Element position data:
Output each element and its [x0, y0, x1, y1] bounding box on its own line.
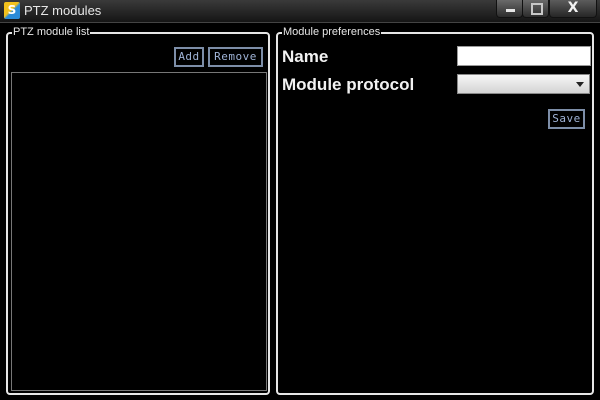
window-title: PTZ modules — [24, 3, 102, 18]
group-legend-module-list: PTZ module list — [12, 25, 91, 39]
remove-module-button[interactable]: Remove — [208, 47, 263, 67]
module-protocol-label: Module protocol — [282, 75, 415, 94]
minimize-icon — [506, 9, 515, 12]
save-button[interactable]: Save — [548, 109, 585, 129]
maximize-icon — [531, 3, 543, 15]
title-bar[interactable]: S PTZ modules X — [0, 0, 600, 23]
add-module-button[interactable]: Add — [174, 47, 204, 67]
name-label: Name — [282, 47, 329, 66]
module-preferences-group: Module preferences Name Module protocol … — [276, 25, 594, 395]
group-legend-preferences: Module preferences — [282, 25, 382, 39]
name-field[interactable] — [457, 46, 591, 66]
maximize-button[interactable] — [522, 0, 549, 18]
module-list-box[interactable] — [11, 72, 267, 391]
minimize-button[interactable] — [496, 0, 523, 18]
app-logo-icon: S — [4, 2, 20, 19]
ptz-module-list-group: PTZ module list Add Remove — [6, 25, 270, 395]
close-button[interactable]: X — [549, 0, 597, 18]
ptz-modules-window: S PTZ modules X PTZ module list Add Remo… — [0, 0, 600, 400]
close-icon: X — [567, 0, 579, 16]
chevron-down-icon — [576, 82, 584, 87]
module-protocol-select[interactable] — [457, 74, 590, 94]
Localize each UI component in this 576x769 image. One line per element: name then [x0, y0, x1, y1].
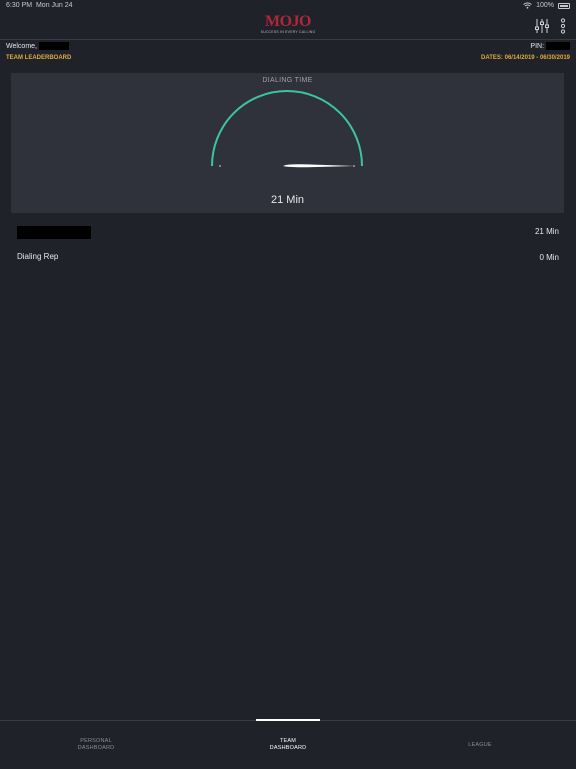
redacted-rep-name: [17, 226, 91, 239]
app-logo: MOJO SUCCESS IN EVERY CALLING: [258, 14, 318, 38]
leaderboard-row: TEAM LEADERBOARD DATES: 06/14/2019 - 06/…: [0, 55, 576, 65]
status-indicators: 100%: [523, 2, 570, 9]
wifi-icon: [523, 2, 532, 9]
welcome-row: Welcome, PIN:: [0, 42, 576, 52]
list-item[interactable]: 21 Min: [0, 222, 576, 244]
header-actions: [534, 18, 566, 34]
tab-label: PERSONAL DASHBOARD: [77, 738, 115, 751]
bottom-tab-bar: PERSONAL DASHBOARD TEAM DASHBOARD LEAGUE: [0, 719, 576, 769]
gauge-chart: [211, 90, 363, 168]
rep-dialing-time: 0 Min: [539, 253, 559, 262]
status-time: 6:30 PM: [6, 2, 33, 9]
date-range[interactable]: DATES: 06/14/2019 - 06/30/2019: [481, 55, 570, 61]
battery-icon: [558, 2, 570, 9]
battery-percent: 100%: [536, 2, 554, 9]
gauge-value: 21 Min: [270, 194, 305, 206]
gauge-needle: [283, 164, 355, 168]
redacted-username: [38, 42, 69, 50]
welcome-text: Welcome,: [6, 42, 69, 50]
redaction-block: [17, 226, 91, 239]
list-item[interactable]: Dialing Rep 0 Min: [0, 248, 576, 270]
leaderboard-title: TEAM LEADERBOARD: [6, 55, 72, 61]
sliders-icon[interactable]: [534, 18, 550, 34]
vertical-dots-icon[interactable]: [560, 18, 566, 34]
tab-label: TEAM DASHBOARD: [269, 738, 307, 751]
rep-name: Dialing Rep: [17, 252, 59, 261]
status-date: Mon Jun 24: [35, 2, 73, 9]
status-bar: 6:30 PM Mon Jun 24 100%: [0, 0, 576, 12]
dialing-time-gauge-card: DIALING TIME 21 Min: [11, 73, 564, 213]
gauge-arc: [211, 90, 363, 167]
logo-wordmark: MOJO: [265, 13, 312, 30]
rep-dialing-time: 21 Min: [534, 227, 559, 236]
tab-league[interactable]: LEAGUE: [384, 721, 576, 769]
tab-personal-dashboard[interactable]: PERSONAL DASHBOARD: [0, 721, 192, 769]
tab-team-dashboard[interactable]: TEAM DASHBOARD: [192, 721, 384, 769]
pin-display: PIN:: [530, 42, 570, 50]
app-header: MOJO SUCCESS IN EVERY CALLING: [0, 12, 576, 40]
redacted-pin: [546, 42, 570, 50]
welcome-label: Welcome,: [6, 42, 37, 50]
tab-label: LEAGUE: [468, 741, 492, 748]
status-time-date: 6:30 PM Mon Jun 24: [6, 2, 73, 9]
logo-tagline: SUCCESS IN EVERY CALLING: [260, 30, 316, 34]
pin-label: PIN:: [530, 42, 545, 50]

What is being asked: Copy out every line of the records above without changing anything, but leave out the pictures.

Solution to the exercise:
Output each element and its [x0, y0, x1, y1] bounding box on its own line.
window-title: PTZ modules — [24, 3, 102, 18]
group-legend-module-list: PTZ module list — [12, 25, 91, 39]
remove-module-button[interactable]: Remove — [208, 47, 263, 67]
module-protocol-label: Module protocol — [282, 75, 415, 94]
minimize-icon — [506, 9, 515, 12]
save-button[interactable]: Save — [548, 109, 585, 129]
maximize-icon — [531, 3, 543, 15]
title-bar[interactable]: S PTZ modules X — [0, 0, 600, 23]
add-module-button[interactable]: Add — [174, 47, 204, 67]
name-label: Name — [282, 47, 329, 66]
module-preferences-group: Module preferences Name Module protocol … — [276, 25, 594, 395]
group-legend-preferences: Module preferences — [282, 25, 382, 39]
name-field[interactable] — [457, 46, 591, 66]
maximize-button[interactable] — [522, 0, 549, 18]
module-list-box[interactable] — [11, 72, 267, 391]
minimize-button[interactable] — [496, 0, 523, 18]
app-logo-icon: S — [4, 2, 20, 19]
ptz-module-list-group: PTZ module list Add Remove — [6, 25, 270, 395]
close-button[interactable]: X — [549, 0, 597, 18]
ptz-modules-window: S PTZ modules X PTZ module list Add Remo… — [0, 0, 600, 400]
close-icon: X — [567, 0, 579, 16]
chevron-down-icon — [576, 82, 584, 87]
module-protocol-select[interactable] — [457, 74, 590, 94]
Localize each UI component in this 576x769 image. One line per element: name then [x0, y0, x1, y1].
redacted-rep-name: [17, 226, 91, 239]
app-logo: MOJO SUCCESS IN EVERY CALLING: [258, 14, 318, 38]
leaderboard-row: TEAM LEADERBOARD DATES: 06/14/2019 - 06/…: [0, 55, 576, 65]
status-indicators: 100%: [523, 2, 570, 9]
wifi-icon: [523, 2, 532, 9]
welcome-row: Welcome, PIN:: [0, 42, 576, 52]
list-item[interactable]: 21 Min: [0, 222, 576, 244]
header-actions: [534, 18, 566, 34]
tab-label: PERSONAL DASHBOARD: [77, 738, 115, 751]
bottom-tab-bar: PERSONAL DASHBOARD TEAM DASHBOARD LEAGUE: [0, 719, 576, 769]
gauge-chart: [211, 90, 363, 168]
rep-dialing-time: 0 Min: [539, 253, 559, 262]
status-time: 6:30 PM: [6, 2, 33, 9]
date-range[interactable]: DATES: 06/14/2019 - 06/30/2019: [481, 55, 570, 61]
battery-icon: [558, 2, 570, 9]
battery-percent: 100%: [536, 2, 554, 9]
gauge-value: 21 Min: [270, 194, 305, 206]
gauge-needle: [283, 164, 355, 168]
redacted-username: [38, 42, 69, 50]
welcome-text: Welcome,: [6, 42, 69, 50]
redaction-block: [17, 226, 91, 239]
list-item[interactable]: Dialing Rep 0 Min: [0, 248, 576, 270]
leaderboard-title: TEAM LEADERBOARD: [6, 55, 72, 61]
sliders-icon[interactable]: [534, 18, 550, 34]
vertical-dots-icon[interactable]: [560, 18, 566, 34]
tab-label: TEAM DASHBOARD: [269, 738, 307, 751]
rep-name: Dialing Rep: [17, 252, 59, 261]
status-date: Mon Jun 24: [35, 2, 73, 9]
status-bar: 6:30 PM Mon Jun 24 100%: [0, 0, 576, 12]
dialing-time-gauge-card: DIALING TIME 21 Min: [11, 73, 564, 213]
gauge-arc: [211, 90, 363, 167]
logo-wordmark: MOJO: [265, 13, 312, 30]
rep-dialing-time: 21 Min: [534, 227, 559, 236]
tab-league[interactable]: LEAGUE: [384, 721, 576, 769]
tab-personal-dashboard[interactable]: PERSONAL DASHBOARD: [0, 721, 192, 769]
tab-team-dashboard[interactable]: TEAM DASHBOARD: [192, 721, 384, 769]
pin-display: PIN:: [530, 42, 570, 50]
app-header: MOJO SUCCESS IN EVERY CALLING: [0, 12, 576, 40]
redacted-pin: [546, 42, 570, 50]
welcome-label: Welcome,: [6, 42, 37, 50]
tab-label: LEAGUE: [468, 741, 492, 748]
status-time-date: 6:30 PM Mon Jun 24: [6, 2, 73, 9]
logo-tagline: SUCCESS IN EVERY CALLING: [260, 30, 316, 34]
pin-label: PIN:: [530, 42, 545, 50]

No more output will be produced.